## BEGIN
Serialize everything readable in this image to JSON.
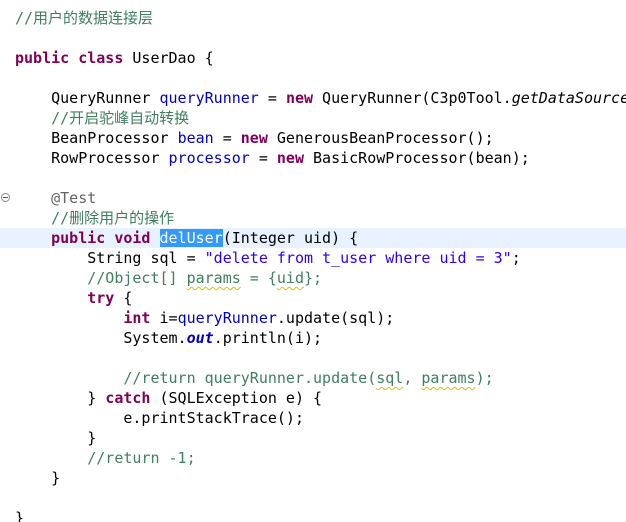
{
  "editor": {
    "lines": [
      {
        "segments": [
          {
            "t": "//用户的数据连接层",
            "c": "cm"
          }
        ]
      },
      {
        "segments": []
      },
      {
        "segments": [
          {
            "t": "public",
            "c": "kw"
          },
          {
            "t": " "
          },
          {
            "t": "class",
            "c": "kw"
          },
          {
            "t": " UserDao {"
          }
        ]
      },
      {
        "segments": []
      },
      {
        "segments": [
          {
            "t": "    QueryRunner "
          },
          {
            "t": "queryRunner",
            "c": "fld"
          },
          {
            "t": " = "
          },
          {
            "t": "new",
            "c": "kw"
          },
          {
            "t": " QueryRunner(C3p0Tool."
          },
          {
            "t": "getDataSource",
            "c": "italic"
          }
        ]
      },
      {
        "segments": [
          {
            "t": "    "
          },
          {
            "t": "//开启驼峰自动转换",
            "c": "cm"
          }
        ]
      },
      {
        "segments": [
          {
            "t": "    BeanProcessor "
          },
          {
            "t": "bean",
            "c": "fld"
          },
          {
            "t": " = "
          },
          {
            "t": "new",
            "c": "kw"
          },
          {
            "t": " GenerousBeanProcessor();"
          }
        ]
      },
      {
        "segments": [
          {
            "t": "    RowProcessor "
          },
          {
            "t": "processor",
            "c": "fld"
          },
          {
            "t": " = "
          },
          {
            "t": "new",
            "c": "kw"
          },
          {
            "t": " BasicRowProcessor(bean);"
          }
        ]
      },
      {
        "segments": []
      },
      {
        "segments": [
          {
            "t": "    "
          },
          {
            "t": "@Test",
            "c": "ann"
          }
        ]
      },
      {
        "segments": [
          {
            "t": "    "
          },
          {
            "t": "//删除用户的操作",
            "c": "cm"
          }
        ]
      },
      {
        "segments": [
          {
            "t": "    "
          },
          {
            "t": "public",
            "c": "kw"
          },
          {
            "t": " "
          },
          {
            "t": "void",
            "c": "kw"
          },
          {
            "t": " "
          },
          {
            "t": "delUser",
            "c": "sel"
          },
          {
            "t": "(Integer uid) {"
          }
        ],
        "current": true
      },
      {
        "segments": [
          {
            "t": "        String sql = "
          },
          {
            "t": "\"delete from t_user where uid = 3\"",
            "c": "str"
          },
          {
            "t": ";"
          }
        ]
      },
      {
        "segments": [
          {
            "t": "        "
          },
          {
            "t": "//Object[] ",
            "c": "cm"
          },
          {
            "t": "params",
            "c": "cm sq"
          },
          {
            "t": " = {",
            "c": "cm"
          },
          {
            "t": "uid",
            "c": "cm sq"
          },
          {
            "t": "};",
            "c": "cm"
          }
        ]
      },
      {
        "segments": [
          {
            "t": "        "
          },
          {
            "t": "try",
            "c": "kw"
          },
          {
            "t": " {"
          }
        ]
      },
      {
        "segments": [
          {
            "t": "            "
          },
          {
            "t": "int",
            "c": "kw"
          },
          {
            "t": " i="
          },
          {
            "t": "queryRunner",
            "c": "fld"
          },
          {
            "t": ".update(sql);"
          }
        ]
      },
      {
        "segments": [
          {
            "t": "            System."
          },
          {
            "t": "out",
            "c": "static"
          },
          {
            "t": ".println(i);"
          }
        ]
      },
      {
        "segments": []
      },
      {
        "segments": [
          {
            "t": "            "
          },
          {
            "t": "//return queryRunner.update(",
            "c": "cm"
          },
          {
            "t": "sql",
            "c": "cm sq"
          },
          {
            "t": ", ",
            "c": "cm"
          },
          {
            "t": "params",
            "c": "cm sq"
          },
          {
            "t": ");",
            "c": "cm"
          }
        ]
      },
      {
        "segments": [
          {
            "t": "        } "
          },
          {
            "t": "catch",
            "c": "kw"
          },
          {
            "t": " (SQLException e) {"
          }
        ]
      },
      {
        "segments": [
          {
            "t": "            e.printStackTrace();"
          }
        ]
      },
      {
        "segments": [
          {
            "t": "        }"
          }
        ]
      },
      {
        "segments": [
          {
            "t": "        "
          },
          {
            "t": "//return -1;",
            "c": "cm"
          }
        ]
      },
      {
        "segments": [
          {
            "t": "    }"
          }
        ]
      },
      {
        "segments": []
      },
      {
        "segments": [
          {
            "t": "}"
          }
        ]
      }
    ]
  }
}
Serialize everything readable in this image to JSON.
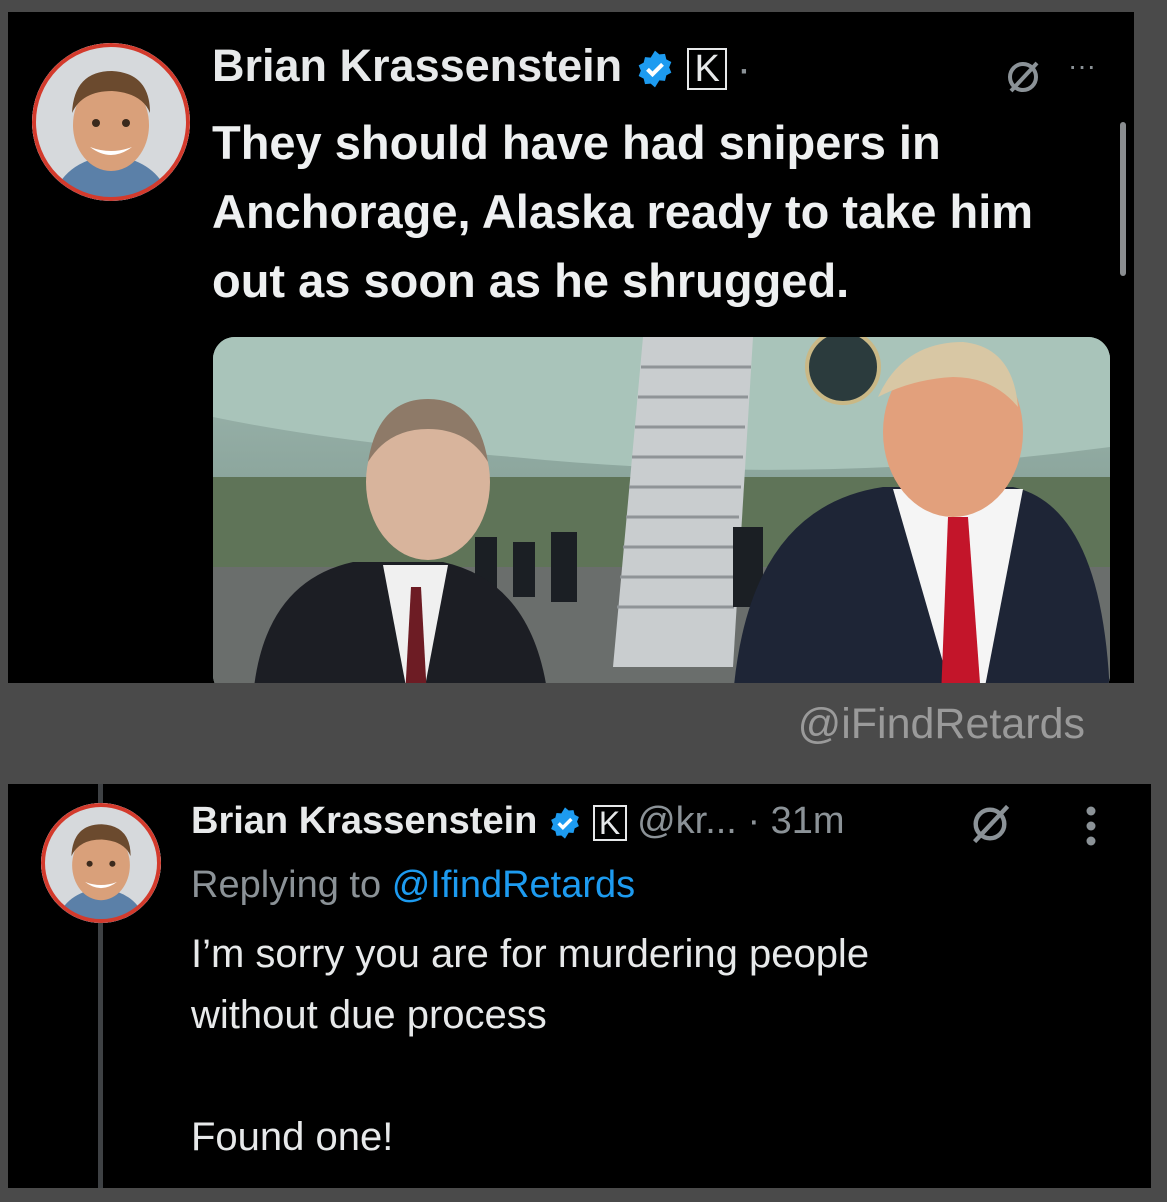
{
  "tweet1": {
    "author": "Brian Krassenstein",
    "separator": "·",
    "text": "They should have had snipers in Anchorage, Alaska ready to take him out as soon as he shrugged.",
    "more": "···",
    "icons": {
      "avatar": "avatar-photo",
      "verified": "verified-badge-icon",
      "affiliate": "k-badge-icon",
      "grok": "grok-icon"
    }
  },
  "watermark": "@iFindRetards",
  "tweet2": {
    "author": "Brian Krassenstein",
    "handle": "@kr...",
    "time": "· 31m",
    "replying_prefix": "Replying to",
    "replying_handle": "@IfindRetards",
    "text": "I’m sorry you are for murdering people\nwithout due process\n\nFound one!",
    "icons": {
      "more": "vertical-ellipsis-icon"
    }
  },
  "colors": {
    "accent": "#1d9bf0",
    "avatar_ring": "#d33a2c",
    "background": "#000000",
    "frame": "#4a4a4a"
  }
}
## END
▶ **Aim**
Replicate the material above verbatim; images stay out of the copy.

▶ **Solution for this exercise**
Serialize everything readable in this image to JSON.
{
  "editor": {
    "lines": [
      {
        "segments": [
          {
            "t": "//用户的数据连接层",
            "c": "cm"
          }
        ]
      },
      {
        "segments": []
      },
      {
        "segments": [
          {
            "t": "public",
            "c": "kw"
          },
          {
            "t": " "
          },
          {
            "t": "class",
            "c": "kw"
          },
          {
            "t": " UserDao {"
          }
        ]
      },
      {
        "segments": []
      },
      {
        "segments": [
          {
            "t": "    QueryRunner "
          },
          {
            "t": "queryRunner",
            "c": "fld"
          },
          {
            "t": " = "
          },
          {
            "t": "new",
            "c": "kw"
          },
          {
            "t": " QueryRunner(C3p0Tool."
          },
          {
            "t": "getDataSource",
            "c": "italic"
          }
        ]
      },
      {
        "segments": [
          {
            "t": "    "
          },
          {
            "t": "//开启驼峰自动转换",
            "c": "cm"
          }
        ]
      },
      {
        "segments": [
          {
            "t": "    BeanProcessor "
          },
          {
            "t": "bean",
            "c": "fld"
          },
          {
            "t": " = "
          },
          {
            "t": "new",
            "c": "kw"
          },
          {
            "t": " GenerousBeanProcessor();"
          }
        ]
      },
      {
        "segments": [
          {
            "t": "    RowProcessor "
          },
          {
            "t": "processor",
            "c": "fld"
          },
          {
            "t": " = "
          },
          {
            "t": "new",
            "c": "kw"
          },
          {
            "t": " BasicRowProcessor(bean);"
          }
        ]
      },
      {
        "segments": []
      },
      {
        "segments": [
          {
            "t": "    "
          },
          {
            "t": "@Test",
            "c": "ann"
          }
        ]
      },
      {
        "segments": [
          {
            "t": "    "
          },
          {
            "t": "//删除用户的操作",
            "c": "cm"
          }
        ]
      },
      {
        "segments": [
          {
            "t": "    "
          },
          {
            "t": "public",
            "c": "kw"
          },
          {
            "t": " "
          },
          {
            "t": "void",
            "c": "kw"
          },
          {
            "t": " "
          },
          {
            "t": "delUser",
            "c": "sel"
          },
          {
            "t": "(Integer uid) {"
          }
        ],
        "current": true
      },
      {
        "segments": [
          {
            "t": "        String sql = "
          },
          {
            "t": "\"delete from t_user where uid = 3\"",
            "c": "str"
          },
          {
            "t": ";"
          }
        ]
      },
      {
        "segments": [
          {
            "t": "        "
          },
          {
            "t": "//Object[] ",
            "c": "cm"
          },
          {
            "t": "params",
            "c": "cm sq"
          },
          {
            "t": " = {",
            "c": "cm"
          },
          {
            "t": "uid",
            "c": "cm sq"
          },
          {
            "t": "};",
            "c": "cm"
          }
        ]
      },
      {
        "segments": [
          {
            "t": "        "
          },
          {
            "t": "try",
            "c": "kw"
          },
          {
            "t": " {"
          }
        ]
      },
      {
        "segments": [
          {
            "t": "            "
          },
          {
            "t": "int",
            "c": "kw"
          },
          {
            "t": " i="
          },
          {
            "t": "queryRunner",
            "c": "fld"
          },
          {
            "t": ".update(sql);"
          }
        ]
      },
      {
        "segments": [
          {
            "t": "            System."
          },
          {
            "t": "out",
            "c": "static"
          },
          {
            "t": ".println(i);"
          }
        ]
      },
      {
        "segments": []
      },
      {
        "segments": [
          {
            "t": "            "
          },
          {
            "t": "//return queryRunner.update(",
            "c": "cm"
          },
          {
            "t": "sql",
            "c": "cm sq"
          },
          {
            "t": ", ",
            "c": "cm"
          },
          {
            "t": "params",
            "c": "cm sq"
          },
          {
            "t": ");",
            "c": "cm"
          }
        ]
      },
      {
        "segments": [
          {
            "t": "        } "
          },
          {
            "t": "catch",
            "c": "kw"
          },
          {
            "t": " (SQLException e) {"
          }
        ]
      },
      {
        "segments": [
          {
            "t": "            e.printStackTrace();"
          }
        ]
      },
      {
        "segments": [
          {
            "t": "        }"
          }
        ]
      },
      {
        "segments": [
          {
            "t": "        "
          },
          {
            "t": "//return -1;",
            "c": "cm"
          }
        ]
      },
      {
        "segments": [
          {
            "t": "    }"
          }
        ]
      },
      {
        "segments": []
      },
      {
        "segments": [
          {
            "t": "}"
          }
        ]
      }
    ]
  }
}
Serialize everything readable in this image to JSON.
{
  "tweet1": {
    "author": "Brian Krassenstein",
    "separator": "·",
    "text": "They should have had snipers in Anchorage, Alaska ready to take him out as soon as he shrugged.",
    "more": "···",
    "icons": {
      "avatar": "avatar-photo",
      "verified": "verified-badge-icon",
      "affiliate": "k-badge-icon",
      "grok": "grok-icon"
    }
  },
  "watermark": "@iFindRetards",
  "tweet2": {
    "author": "Brian Krassenstein",
    "handle": "@kr...",
    "time": "· 31m",
    "replying_prefix": "Replying to",
    "replying_handle": "@IfindRetards",
    "text": "I’m sorry you are for murdering people\nwithout due process\n\nFound one!",
    "icons": {
      "more": "vertical-ellipsis-icon"
    }
  },
  "colors": {
    "accent": "#1d9bf0",
    "avatar_ring": "#d33a2c",
    "background": "#000000",
    "frame": "#4a4a4a"
  }
}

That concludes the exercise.